* Exercise:
Leave out any picture and return the remaining listing below exactly as given.

* Records supplied:
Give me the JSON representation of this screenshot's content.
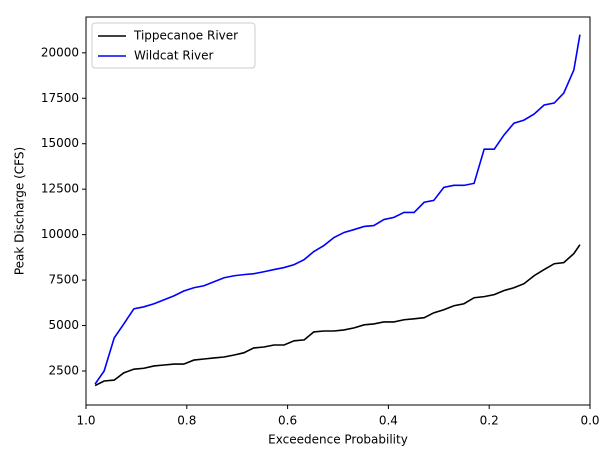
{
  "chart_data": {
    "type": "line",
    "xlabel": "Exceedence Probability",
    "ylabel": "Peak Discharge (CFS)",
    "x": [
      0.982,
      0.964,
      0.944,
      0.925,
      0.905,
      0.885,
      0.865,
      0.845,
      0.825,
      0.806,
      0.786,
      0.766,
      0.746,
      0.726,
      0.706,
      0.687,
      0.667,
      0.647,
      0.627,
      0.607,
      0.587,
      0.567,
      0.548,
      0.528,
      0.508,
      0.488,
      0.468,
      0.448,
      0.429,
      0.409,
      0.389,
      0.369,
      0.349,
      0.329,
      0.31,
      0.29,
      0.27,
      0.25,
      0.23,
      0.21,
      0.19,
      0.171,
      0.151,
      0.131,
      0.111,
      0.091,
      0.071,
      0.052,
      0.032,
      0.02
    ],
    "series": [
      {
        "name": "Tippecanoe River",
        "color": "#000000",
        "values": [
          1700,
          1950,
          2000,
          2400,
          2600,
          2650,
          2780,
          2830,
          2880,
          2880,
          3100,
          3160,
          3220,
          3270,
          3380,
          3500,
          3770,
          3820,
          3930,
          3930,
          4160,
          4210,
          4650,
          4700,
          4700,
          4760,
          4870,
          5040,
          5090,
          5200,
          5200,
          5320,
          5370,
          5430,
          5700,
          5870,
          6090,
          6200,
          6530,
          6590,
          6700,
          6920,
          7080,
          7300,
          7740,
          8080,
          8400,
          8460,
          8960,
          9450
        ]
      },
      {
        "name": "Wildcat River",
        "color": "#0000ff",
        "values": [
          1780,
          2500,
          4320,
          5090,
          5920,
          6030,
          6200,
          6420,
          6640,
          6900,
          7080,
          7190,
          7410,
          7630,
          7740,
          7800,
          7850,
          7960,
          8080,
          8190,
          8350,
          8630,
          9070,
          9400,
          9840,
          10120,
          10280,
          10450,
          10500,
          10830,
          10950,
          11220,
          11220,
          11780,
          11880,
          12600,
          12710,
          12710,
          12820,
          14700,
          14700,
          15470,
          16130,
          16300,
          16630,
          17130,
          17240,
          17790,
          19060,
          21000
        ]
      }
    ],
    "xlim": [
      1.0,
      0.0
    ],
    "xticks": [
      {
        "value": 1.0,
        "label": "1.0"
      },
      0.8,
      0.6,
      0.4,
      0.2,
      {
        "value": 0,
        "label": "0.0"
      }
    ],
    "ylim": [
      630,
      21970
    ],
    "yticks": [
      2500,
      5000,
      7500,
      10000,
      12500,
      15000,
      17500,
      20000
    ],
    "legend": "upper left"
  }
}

* Solution for this exercise:
Give me the JSON representation of this screenshot's content.
{
  "chart_data": {
    "type": "line",
    "xlabel": "Exceedence Probability",
    "ylabel": "Peak Discharge (CFS)",
    "x": [
      0.982,
      0.964,
      0.944,
      0.925,
      0.905,
      0.885,
      0.865,
      0.845,
      0.825,
      0.806,
      0.786,
      0.766,
      0.746,
      0.726,
      0.706,
      0.687,
      0.667,
      0.647,
      0.627,
      0.607,
      0.587,
      0.567,
      0.548,
      0.528,
      0.508,
      0.488,
      0.468,
      0.448,
      0.429,
      0.409,
      0.389,
      0.369,
      0.349,
      0.329,
      0.31,
      0.29,
      0.27,
      0.25,
      0.23,
      0.21,
      0.19,
      0.171,
      0.151,
      0.131,
      0.111,
      0.091,
      0.071,
      0.052,
      0.032,
      0.02
    ],
    "series": [
      {
        "name": "Tippecanoe River",
        "color": "#000000",
        "values": [
          1700,
          1950,
          2000,
          2400,
          2600,
          2650,
          2780,
          2830,
          2880,
          2880,
          3100,
          3160,
          3220,
          3270,
          3380,
          3500,
          3770,
          3820,
          3930,
          3930,
          4160,
          4210,
          4650,
          4700,
          4700,
          4760,
          4870,
          5040,
          5090,
          5200,
          5200,
          5320,
          5370,
          5430,
          5700,
          5870,
          6090,
          6200,
          6530,
          6590,
          6700,
          6920,
          7080,
          7300,
          7740,
          8080,
          8400,
          8460,
          8960,
          9450
        ]
      },
      {
        "name": "Wildcat River",
        "color": "#0000ff",
        "values": [
          1780,
          2500,
          4320,
          5090,
          5920,
          6030,
          6200,
          6420,
          6640,
          6900,
          7080,
          7190,
          7410,
          7630,
          7740,
          7800,
          7850,
          7960,
          8080,
          8190,
          8350,
          8630,
          9070,
          9400,
          9840,
          10120,
          10280,
          10450,
          10500,
          10830,
          10950,
          11220,
          11220,
          11780,
          11880,
          12600,
          12710,
          12710,
          12820,
          14700,
          14700,
          15470,
          16130,
          16300,
          16630,
          17130,
          17240,
          17790,
          19060,
          21000
        ]
      }
    ],
    "xlim": [
      1.0,
      0.0
    ],
    "xticks": [
      {
        "value": 1.0,
        "label": "1.0"
      },
      0.8,
      0.6,
      0.4,
      0.2,
      {
        "value": 0,
        "label": "0.0"
      }
    ],
    "ylim": [
      630,
      21970
    ],
    "yticks": [
      2500,
      5000,
      7500,
      10000,
      12500,
      15000,
      17500,
      20000
    ],
    "legend": "upper left"
  }
}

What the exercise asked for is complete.